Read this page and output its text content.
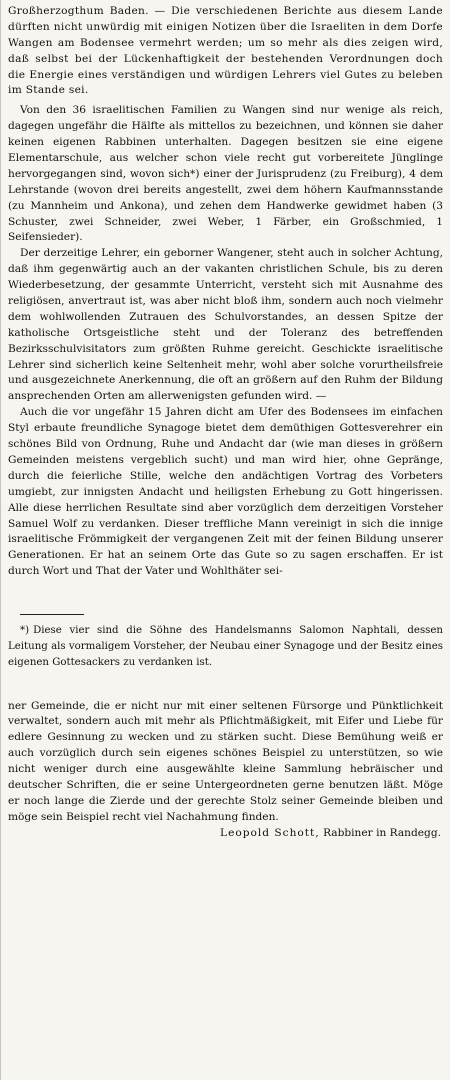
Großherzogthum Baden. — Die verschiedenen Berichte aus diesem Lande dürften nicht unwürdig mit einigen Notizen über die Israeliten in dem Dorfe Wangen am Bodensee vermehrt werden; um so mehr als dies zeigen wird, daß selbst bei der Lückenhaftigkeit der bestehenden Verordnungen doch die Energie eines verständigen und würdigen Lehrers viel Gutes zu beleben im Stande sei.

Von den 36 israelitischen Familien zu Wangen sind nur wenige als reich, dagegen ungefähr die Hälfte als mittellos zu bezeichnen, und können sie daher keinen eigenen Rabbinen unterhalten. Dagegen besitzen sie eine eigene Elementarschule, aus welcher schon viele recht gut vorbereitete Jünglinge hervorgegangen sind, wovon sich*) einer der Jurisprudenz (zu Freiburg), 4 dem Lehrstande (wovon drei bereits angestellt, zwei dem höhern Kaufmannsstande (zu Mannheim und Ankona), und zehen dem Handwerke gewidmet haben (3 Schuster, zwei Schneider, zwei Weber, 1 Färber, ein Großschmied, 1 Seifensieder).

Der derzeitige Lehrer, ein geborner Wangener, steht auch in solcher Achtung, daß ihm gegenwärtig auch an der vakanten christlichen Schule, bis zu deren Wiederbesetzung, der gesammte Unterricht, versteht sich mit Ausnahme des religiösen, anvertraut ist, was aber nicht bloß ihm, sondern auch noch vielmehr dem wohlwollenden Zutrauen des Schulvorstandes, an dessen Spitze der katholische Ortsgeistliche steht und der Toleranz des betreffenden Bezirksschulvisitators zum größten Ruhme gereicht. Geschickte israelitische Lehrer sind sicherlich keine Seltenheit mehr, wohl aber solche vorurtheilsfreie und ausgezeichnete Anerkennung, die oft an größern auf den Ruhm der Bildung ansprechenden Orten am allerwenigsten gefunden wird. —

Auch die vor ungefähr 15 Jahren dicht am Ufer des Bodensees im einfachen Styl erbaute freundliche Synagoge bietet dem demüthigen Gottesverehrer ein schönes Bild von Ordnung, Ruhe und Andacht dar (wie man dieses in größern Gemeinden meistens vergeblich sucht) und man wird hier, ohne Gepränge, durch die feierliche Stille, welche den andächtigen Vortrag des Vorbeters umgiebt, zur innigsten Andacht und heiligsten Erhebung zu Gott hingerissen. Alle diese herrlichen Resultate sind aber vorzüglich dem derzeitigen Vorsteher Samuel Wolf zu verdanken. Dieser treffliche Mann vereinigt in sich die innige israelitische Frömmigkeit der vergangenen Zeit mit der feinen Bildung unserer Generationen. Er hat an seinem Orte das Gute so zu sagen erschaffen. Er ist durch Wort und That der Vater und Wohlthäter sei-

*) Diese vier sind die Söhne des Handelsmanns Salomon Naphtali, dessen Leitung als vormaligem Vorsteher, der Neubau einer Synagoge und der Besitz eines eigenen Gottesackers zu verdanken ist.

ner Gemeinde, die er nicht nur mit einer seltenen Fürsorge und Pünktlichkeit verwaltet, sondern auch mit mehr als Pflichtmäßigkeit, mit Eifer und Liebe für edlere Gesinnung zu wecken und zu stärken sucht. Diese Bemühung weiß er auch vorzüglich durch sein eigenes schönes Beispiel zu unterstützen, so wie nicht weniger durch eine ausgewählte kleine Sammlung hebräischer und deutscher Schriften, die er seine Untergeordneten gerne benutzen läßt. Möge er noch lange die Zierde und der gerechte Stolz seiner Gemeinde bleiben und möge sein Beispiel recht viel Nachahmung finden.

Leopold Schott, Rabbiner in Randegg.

::::::

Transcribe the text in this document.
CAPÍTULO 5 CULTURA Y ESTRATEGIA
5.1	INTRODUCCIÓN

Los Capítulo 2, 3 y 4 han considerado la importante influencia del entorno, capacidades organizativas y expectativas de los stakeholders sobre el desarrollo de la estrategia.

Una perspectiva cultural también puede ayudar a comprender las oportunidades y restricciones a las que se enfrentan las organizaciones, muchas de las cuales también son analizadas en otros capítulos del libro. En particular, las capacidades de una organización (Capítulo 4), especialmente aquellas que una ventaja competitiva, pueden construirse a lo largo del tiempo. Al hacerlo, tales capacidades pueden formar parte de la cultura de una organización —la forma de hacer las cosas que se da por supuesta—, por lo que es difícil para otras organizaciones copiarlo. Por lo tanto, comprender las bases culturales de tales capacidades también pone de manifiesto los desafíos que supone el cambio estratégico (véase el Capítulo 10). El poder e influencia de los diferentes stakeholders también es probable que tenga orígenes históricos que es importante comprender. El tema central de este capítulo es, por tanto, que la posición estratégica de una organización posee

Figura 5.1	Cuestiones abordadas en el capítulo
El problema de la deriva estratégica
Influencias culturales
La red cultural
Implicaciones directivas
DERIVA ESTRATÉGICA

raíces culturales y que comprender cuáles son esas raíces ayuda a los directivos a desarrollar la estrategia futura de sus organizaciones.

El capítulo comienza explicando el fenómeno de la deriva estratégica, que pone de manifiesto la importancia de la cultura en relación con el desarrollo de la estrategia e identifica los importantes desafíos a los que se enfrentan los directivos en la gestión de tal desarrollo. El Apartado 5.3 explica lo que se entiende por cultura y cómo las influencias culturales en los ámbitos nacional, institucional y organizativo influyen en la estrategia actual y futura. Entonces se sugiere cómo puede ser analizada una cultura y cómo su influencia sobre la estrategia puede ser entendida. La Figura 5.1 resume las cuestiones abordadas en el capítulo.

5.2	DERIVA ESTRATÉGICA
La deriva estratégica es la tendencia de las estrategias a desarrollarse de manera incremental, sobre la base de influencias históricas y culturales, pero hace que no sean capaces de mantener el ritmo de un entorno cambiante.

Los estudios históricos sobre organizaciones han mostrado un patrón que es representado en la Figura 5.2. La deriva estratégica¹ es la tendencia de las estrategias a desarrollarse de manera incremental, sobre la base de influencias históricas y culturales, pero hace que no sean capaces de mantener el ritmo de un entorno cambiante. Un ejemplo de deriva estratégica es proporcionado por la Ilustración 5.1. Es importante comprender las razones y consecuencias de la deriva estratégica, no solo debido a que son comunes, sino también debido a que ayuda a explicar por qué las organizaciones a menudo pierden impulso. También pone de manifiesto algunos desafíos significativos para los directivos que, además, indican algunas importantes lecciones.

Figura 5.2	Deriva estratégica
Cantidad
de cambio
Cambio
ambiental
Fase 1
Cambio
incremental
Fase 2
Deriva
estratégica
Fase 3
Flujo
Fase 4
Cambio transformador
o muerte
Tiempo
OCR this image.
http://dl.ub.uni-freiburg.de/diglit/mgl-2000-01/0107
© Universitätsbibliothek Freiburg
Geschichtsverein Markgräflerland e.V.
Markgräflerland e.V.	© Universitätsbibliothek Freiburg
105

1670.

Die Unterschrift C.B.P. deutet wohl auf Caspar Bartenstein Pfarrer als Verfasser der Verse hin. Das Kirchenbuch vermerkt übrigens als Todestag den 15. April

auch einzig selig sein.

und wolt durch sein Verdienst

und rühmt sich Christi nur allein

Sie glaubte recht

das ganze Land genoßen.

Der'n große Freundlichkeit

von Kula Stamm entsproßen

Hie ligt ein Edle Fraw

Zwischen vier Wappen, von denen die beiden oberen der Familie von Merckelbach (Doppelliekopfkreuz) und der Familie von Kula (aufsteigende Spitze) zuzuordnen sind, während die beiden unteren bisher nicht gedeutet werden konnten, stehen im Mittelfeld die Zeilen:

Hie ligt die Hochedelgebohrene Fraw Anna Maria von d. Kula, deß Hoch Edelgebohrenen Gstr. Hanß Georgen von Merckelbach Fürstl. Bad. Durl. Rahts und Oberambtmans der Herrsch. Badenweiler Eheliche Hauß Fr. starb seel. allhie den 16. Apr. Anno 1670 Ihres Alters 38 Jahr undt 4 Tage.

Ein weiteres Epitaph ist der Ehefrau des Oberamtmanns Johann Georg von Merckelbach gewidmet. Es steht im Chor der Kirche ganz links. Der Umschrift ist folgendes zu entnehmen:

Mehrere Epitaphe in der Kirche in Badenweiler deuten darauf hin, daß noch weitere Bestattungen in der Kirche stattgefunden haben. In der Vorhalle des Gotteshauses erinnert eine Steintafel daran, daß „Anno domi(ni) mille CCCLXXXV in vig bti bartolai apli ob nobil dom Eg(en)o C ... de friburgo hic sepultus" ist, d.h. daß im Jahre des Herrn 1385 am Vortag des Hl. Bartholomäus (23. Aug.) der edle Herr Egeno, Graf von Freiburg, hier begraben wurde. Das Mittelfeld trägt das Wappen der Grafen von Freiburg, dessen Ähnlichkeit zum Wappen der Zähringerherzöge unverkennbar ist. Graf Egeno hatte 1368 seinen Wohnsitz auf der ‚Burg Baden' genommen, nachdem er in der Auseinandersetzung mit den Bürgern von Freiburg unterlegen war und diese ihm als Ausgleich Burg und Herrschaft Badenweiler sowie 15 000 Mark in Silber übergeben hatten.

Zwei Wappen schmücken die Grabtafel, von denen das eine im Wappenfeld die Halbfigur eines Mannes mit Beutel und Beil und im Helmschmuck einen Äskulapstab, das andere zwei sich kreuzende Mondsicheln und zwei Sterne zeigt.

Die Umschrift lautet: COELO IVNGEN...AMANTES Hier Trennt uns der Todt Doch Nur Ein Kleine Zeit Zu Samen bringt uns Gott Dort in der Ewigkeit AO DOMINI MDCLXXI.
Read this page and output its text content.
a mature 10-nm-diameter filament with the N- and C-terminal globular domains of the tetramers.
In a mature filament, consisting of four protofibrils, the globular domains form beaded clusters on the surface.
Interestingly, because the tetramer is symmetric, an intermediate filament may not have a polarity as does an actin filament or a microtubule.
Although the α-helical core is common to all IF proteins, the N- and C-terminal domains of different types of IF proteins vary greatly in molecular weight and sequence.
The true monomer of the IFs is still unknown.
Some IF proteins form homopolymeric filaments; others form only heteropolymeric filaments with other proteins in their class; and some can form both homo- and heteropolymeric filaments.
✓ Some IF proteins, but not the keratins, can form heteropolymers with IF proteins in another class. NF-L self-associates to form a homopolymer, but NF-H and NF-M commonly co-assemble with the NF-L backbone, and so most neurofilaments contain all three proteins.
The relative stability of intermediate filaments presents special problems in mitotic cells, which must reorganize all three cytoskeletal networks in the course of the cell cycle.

::::::

_GOAL OF THE EXERCISE_: Reproduce each line in the listing above that mentions the string "cambiante".

_FINISHED EXERCISE_:
La deriva estratégica es la tendencia de las estrategias a desarrollarse de manera incremental, sobre la base de influencias históricas y culturales, pero hace que no sean capaces de mantener el ritmo de un entorno cambiante.
Los estudios históricos sobre organizaciones han mostrado un patrón que es representado en la Figura 5.2. La deriva estratégica¹ es la tendencia de las estrategias a desarrollarse de manera incremental, sobre la base de influencias históricas y culturales, pero hace que no sean capaces de mantener el ritmo de un entorno cambiante. Un ejemplo de deriva estratégica es proporcionado por la Ilustración 5.1. Es importante comprender las razones y consecuencias de la deriva estratégica, no solo debido a que son comunes, sino también debido a que ayuda a explicar por qué las organizaciones a menudo pierden impulso. También pone de manifiesto algunos desafíos significativos para los directivos que, además, indican algunas importantes lecciones.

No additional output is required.